[Figure record listings]
++++++++++
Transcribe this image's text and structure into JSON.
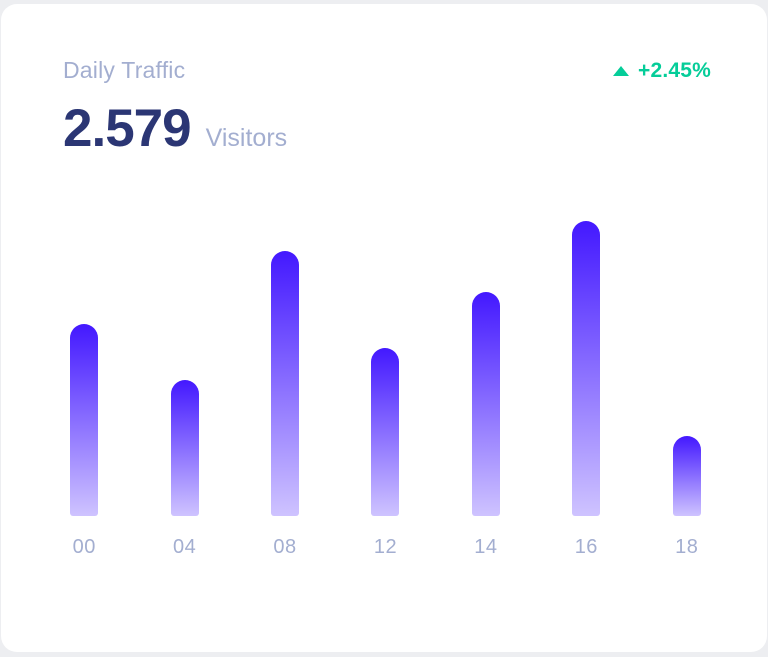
{
  "card": {
    "title": "Daily Traffic",
    "delta": "+2.45%",
    "delta_direction": "up",
    "value": "2.579",
    "value_unit": "Visitors"
  },
  "colors": {
    "title_gray": "#A3AED0",
    "value_navy": "#2B3674",
    "delta_green": "#05CD99",
    "bar_gradient_top": "#4318FF",
    "bar_gradient_bottom": "rgba(67,24,255,0.26)",
    "card_bg": "#FFFFFF",
    "page_bg": "#EDEEF1"
  },
  "icons": {
    "trend_up": "triangle-up"
  },
  "chart_data": {
    "type": "bar",
    "categories": [
      "00",
      "04",
      "08",
      "12",
      "14",
      "16",
      "18"
    ],
    "values": [
      65,
      46,
      90,
      57,
      76,
      100,
      27
    ],
    "title": "Daily Traffic",
    "xlabel": "",
    "ylabel": "",
    "ylim": [
      0,
      100
    ],
    "grid": false,
    "legend": false,
    "bar_corner": "rounded-top"
  }
}
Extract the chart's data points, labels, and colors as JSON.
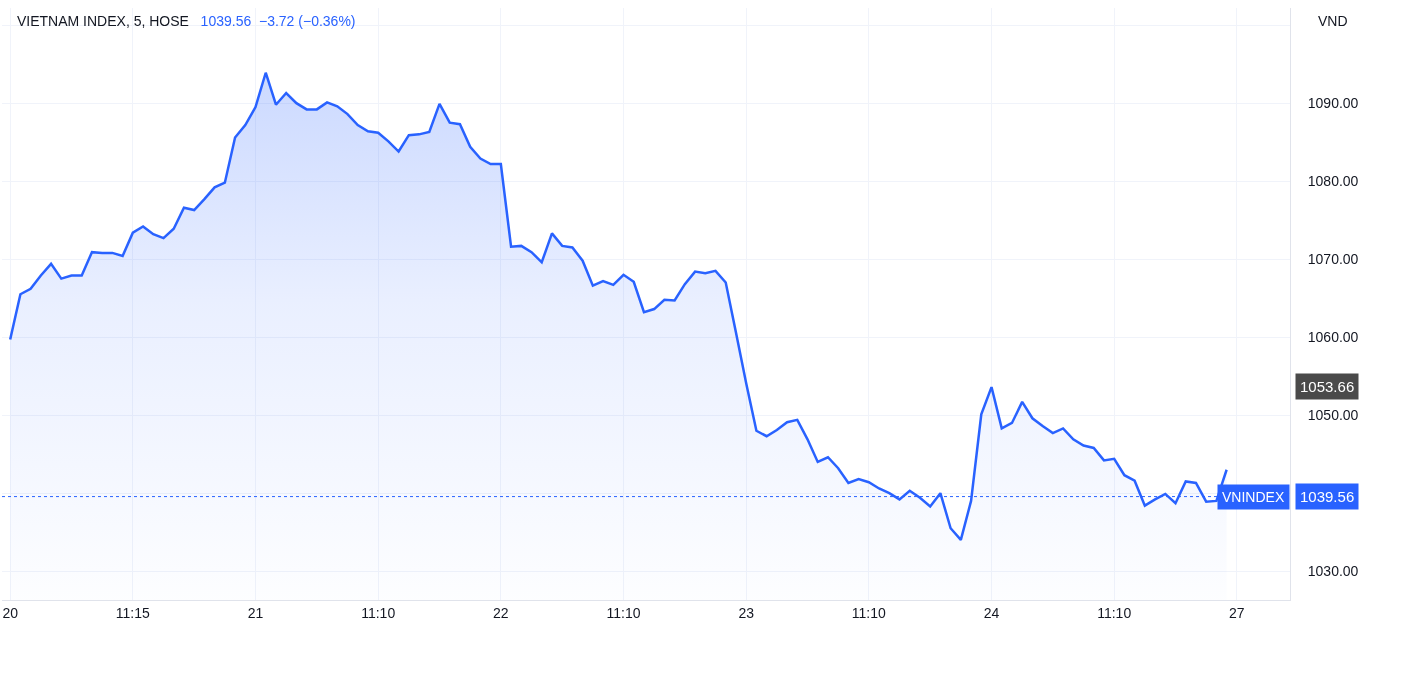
{
  "chart_data": {
    "type": "area",
    "title": "VIETNAM INDEX, 5, HOSE",
    "subtitle": "1039.56  −3.72 (−0.36%)",
    "ylabel": "VND",
    "categories": [
      "20",
      null,
      null,
      null,
      null,
      null,
      null,
      null,
      null,
      null,
      null,
      null,
      "11:15",
      null,
      null,
      null,
      null,
      null,
      null,
      null,
      null,
      null,
      null,
      null,
      "21",
      null,
      null,
      null,
      null,
      null,
      null,
      null,
      null,
      null,
      null,
      null,
      "11:10",
      null,
      null,
      null,
      null,
      null,
      null,
      null,
      null,
      null,
      null,
      null,
      "22",
      null,
      null,
      null,
      null,
      null,
      null,
      null,
      null,
      null,
      null,
      null,
      "11:10",
      null,
      null,
      null,
      null,
      null,
      null,
      null,
      null,
      null,
      null,
      null,
      "23",
      null,
      null,
      null,
      null,
      null,
      null,
      null,
      null,
      null,
      null,
      null,
      "11:10",
      null,
      null,
      null,
      null,
      null,
      null,
      null,
      null,
      null,
      null,
      null,
      "24",
      null,
      null,
      null,
      null,
      null,
      null,
      null,
      null,
      null,
      null,
      null,
      "11:10",
      null,
      null,
      null,
      null,
      null,
      null,
      null,
      null,
      null,
      null,
      null,
      "27"
    ],
    "series": [
      {
        "name": "VNINDEX",
        "color": "#2962ff",
        "values": [
          1059.7,
          1065.5,
          1066.2,
          1067.9,
          1069.4,
          1067.5,
          1067.9,
          1067.9,
          1070.9,
          1070.8,
          1070.8,
          1070.4,
          1073.4,
          1074.2,
          1073.2,
          1072.7,
          1073.9,
          1076.6,
          1076.3,
          1077.7,
          1079.2,
          1079.8,
          1085.6,
          1087.2,
          1089.5,
          1093.9,
          1089.8,
          1091.3,
          1090.0,
          1089.2,
          1089.2,
          1090.1,
          1089.6,
          1088.6,
          1087.2,
          1086.4,
          1086.2,
          1085.1,
          1083.8,
          1085.9,
          1086.0,
          1086.3,
          1089.9,
          1087.5,
          1087.3,
          1084.4,
          1082.9,
          1082.2,
          1082.2,
          1071.6,
          1071.7,
          1070.9,
          1069.6,
          1073.3,
          1071.7,
          1071.5,
          1069.8,
          1066.6,
          1067.2,
          1066.7,
          1068.0,
          1067.1,
          1063.2,
          1063.6,
          1064.8,
          1064.7,
          1066.8,
          1068.4,
          1068.2,
          1068.5,
          1067.0,
          1060.6,
          1054.1,
          1048.0,
          1047.3,
          1048.1,
          1049.1,
          1049.4,
          1046.9,
          1044.0,
          1044.6,
          1043.2,
          1041.3,
          1041.8,
          1041.4,
          1040.6,
          1040.0,
          1039.2,
          1040.3,
          1039.4,
          1038.3,
          1040.0,
          1035.5,
          1034.0,
          1039.0,
          1050.1,
          1053.6,
          1048.3,
          1049.0,
          1051.7,
          1049.6,
          1048.6,
          1047.7,
          1048.3,
          1046.9,
          1046.1,
          1045.8,
          1044.2,
          1044.4,
          1042.3,
          1041.6,
          1038.4,
          1039.2,
          1039.9,
          1038.7,
          1041.5,
          1041.3,
          1038.9,
          1039.0,
          1043.0,
          null
        ]
      }
    ],
    "ylim": [
      1026.3,
      1102.2
    ],
    "yticks": [
      {
        "value": 1030,
        "label": "1030.00"
      },
      {
        "value": 1040,
        "label": null
      },
      {
        "value": 1050,
        "label": "1050.00"
      },
      {
        "value": 1060,
        "label": "1060.00"
      },
      {
        "value": 1070,
        "label": "1070.00"
      },
      {
        "value": 1080,
        "label": "1080.00"
      },
      {
        "value": 1090,
        "label": "1090.00"
      },
      {
        "value": 1100,
        "label": null
      }
    ],
    "ref_lines": [
      {
        "axis": "y",
        "value": 1039.56,
        "label": "1039.56",
        "color": "#2962ff",
        "line_style": "dotted"
      }
    ],
    "annotations": [
      "1053.66"
    ],
    "grid": true,
    "legend": false,
    "marker": "none",
    "line_style": "solid"
  }
}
++++++++++
» **Written task**
Ignore the images and quote every line of the listing exactly.

» **Task response**
Transcribe this image's text and structure into JSON.
{
  "card": {
    "title": "Daily Traffic",
    "delta": "+2.45%",
    "delta_direction": "up",
    "value": "2.579",
    "value_unit": "Visitors"
  },
  "colors": {
    "title_gray": "#A3AED0",
    "value_navy": "#2B3674",
    "delta_green": "#05CD99",
    "bar_gradient_top": "#4318FF",
    "bar_gradient_bottom": "rgba(67,24,255,0.26)",
    "card_bg": "#FFFFFF",
    "page_bg": "#EDEEF1"
  },
  "icons": {
    "trend_up": "triangle-up"
  },
  "chart_data": {
    "type": "bar",
    "categories": [
      "00",
      "04",
      "08",
      "12",
      "14",
      "16",
      "18"
    ],
    "values": [
      65,
      46,
      90,
      57,
      76,
      100,
      27
    ],
    "title": "Daily Traffic",
    "xlabel": "",
    "ylabel": "",
    "ylim": [
      0,
      100
    ],
    "grid": false,
    "legend": false,
    "bar_corner": "rounded-top"
  }
}
Extract the chart's data points, labels, and colors as JSON.
{
  "chart_data": {
    "type": "area",
    "title": "VIETNAM INDEX, 5, HOSE",
    "subtitle": "1039.56  −3.72 (−0.36%)",
    "ylabel": "VND",
    "categories": [
      "20",
      null,
      null,
      null,
      null,
      null,
      null,
      null,
      null,
      null,
      null,
      null,
      "11:15",
      null,
      null,
      null,
      null,
      null,
      null,
      null,
      null,
      null,
      null,
      null,
      "21",
      null,
      null,
      null,
      null,
      null,
      null,
      null,
      null,
      null,
      null,
      null,
      "11:10",
      null,
      null,
      null,
      null,
      null,
      null,
      null,
      null,
      null,
      null,
      null,
      "22",
      null,
      null,
      null,
      null,
      null,
      null,
      null,
      null,
      null,
      null,
      null,
      "11:10",
      null,
      null,
      null,
      null,
      null,
      null,
      null,
      null,
      null,
      null,
      null,
      "23",
      null,
      null,
      null,
      null,
      null,
      null,
      null,
      null,
      null,
      null,
      null,
      "11:10",
      null,
      null,
      null,
      null,
      null,
      null,
      null,
      null,
      null,
      null,
      null,
      "24",
      null,
      null,
      null,
      null,
      null,
      null,
      null,
      null,
      null,
      null,
      null,
      "11:10",
      null,
      null,
      null,
      null,
      null,
      null,
      null,
      null,
      null,
      null,
      null,
      "27"
    ],
    "series": [
      {
        "name": "VNINDEX",
        "color": "#2962ff",
        "values": [
          1059.7,
          1065.5,
          1066.2,
          1067.9,
          1069.4,
          1067.5,
          1067.9,
          1067.9,
          1070.9,
          1070.8,
          1070.8,
          1070.4,
          1073.4,
          1074.2,
          1073.2,
          1072.7,
          1073.9,
          1076.6,
          1076.3,
          1077.7,
          1079.2,
          1079.8,
          1085.6,
          1087.2,
          1089.5,
          1093.9,
          1089.8,
          1091.3,
          1090.0,
          1089.2,
          1089.2,
          1090.1,
          1089.6,
          1088.6,
          1087.2,
          1086.4,
          1086.2,
          1085.1,
          1083.8,
          1085.9,
          1086.0,
          1086.3,
          1089.9,
          1087.5,
          1087.3,
          1084.4,
          1082.9,
          1082.2,
          1082.2,
          1071.6,
          1071.7,
          1070.9,
          1069.6,
          1073.3,
          1071.7,
          1071.5,
          1069.8,
          1066.6,
          1067.2,
          1066.7,
          1068.0,
          1067.1,
          1063.2,
          1063.6,
          1064.8,
          1064.7,
          1066.8,
          1068.4,
          1068.2,
          1068.5,
          1067.0,
          1060.6,
          1054.1,
          1048.0,
          1047.3,
          1048.1,
          1049.1,
          1049.4,
          1046.9,
          1044.0,
          1044.6,
          1043.2,
          1041.3,
          1041.8,
          1041.4,
          1040.6,
          1040.0,
          1039.2,
          1040.3,
          1039.4,
          1038.3,
          1040.0,
          1035.5,
          1034.0,
          1039.0,
          1050.1,
          1053.6,
          1048.3,
          1049.0,
          1051.7,
          1049.6,
          1048.6,
          1047.7,
          1048.3,
          1046.9,
          1046.1,
          1045.8,
          1044.2,
          1044.4,
          1042.3,
          1041.6,
          1038.4,
          1039.2,
          1039.9,
          1038.7,
          1041.5,
          1041.3,
          1038.9,
          1039.0,
          1043.0,
          null
        ]
      }
    ],
    "ylim": [
      1026.3,
      1102.2
    ],
    "yticks": [
      {
        "value": 1030,
        "label": "1030.00"
      },
      {
        "value": 1040,
        "label": null
      },
      {
        "value": 1050,
        "label": "1050.00"
      },
      {
        "value": 1060,
        "label": "1060.00"
      },
      {
        "value": 1070,
        "label": "1070.00"
      },
      {
        "value": 1080,
        "label": "1080.00"
      },
      {
        "value": 1090,
        "label": "1090.00"
      },
      {
        "value": 1100,
        "label": null
      }
    ],
    "ref_lines": [
      {
        "axis": "y",
        "value": 1039.56,
        "label": "1039.56",
        "color": "#2962ff",
        "line_style": "dotted"
      }
    ],
    "annotations": [
      "1053.66"
    ],
    "grid": true,
    "legend": false,
    "marker": "none",
    "line_style": "solid"
  }
}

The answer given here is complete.